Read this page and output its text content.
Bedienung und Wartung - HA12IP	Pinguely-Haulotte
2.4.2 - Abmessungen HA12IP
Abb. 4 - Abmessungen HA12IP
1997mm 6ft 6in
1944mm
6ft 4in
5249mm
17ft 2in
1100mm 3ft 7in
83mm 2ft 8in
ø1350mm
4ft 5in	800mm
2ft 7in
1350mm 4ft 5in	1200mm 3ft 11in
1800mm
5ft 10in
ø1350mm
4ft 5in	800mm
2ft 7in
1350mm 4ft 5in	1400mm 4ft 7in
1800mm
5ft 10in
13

==*==

All of the records must be repeated exactly.

Read this page and output its text content.
Bedienung und Wartung - HA12IP	Pinguely-Haulotte
2.4.2 - Abmessungen HA12IP
Abb. 4 - Abmessungen HA12IP
1997mm 6ft 6in
1944mm
6ft 4in
5249mm
17ft 2in
1100mm 3ft 7in
83mm 2ft 8in
ø1350mm
4ft 5in	800mm
2ft 7in
1350mm 4ft 5in	1200mm 3ft 11in
1800mm
5ft 10in
ø1350mm
4ft 5in	800mm
2ft 7in
1350mm 4ft 5in	1400mm 4ft 7in
1800mm
5ft 10in
13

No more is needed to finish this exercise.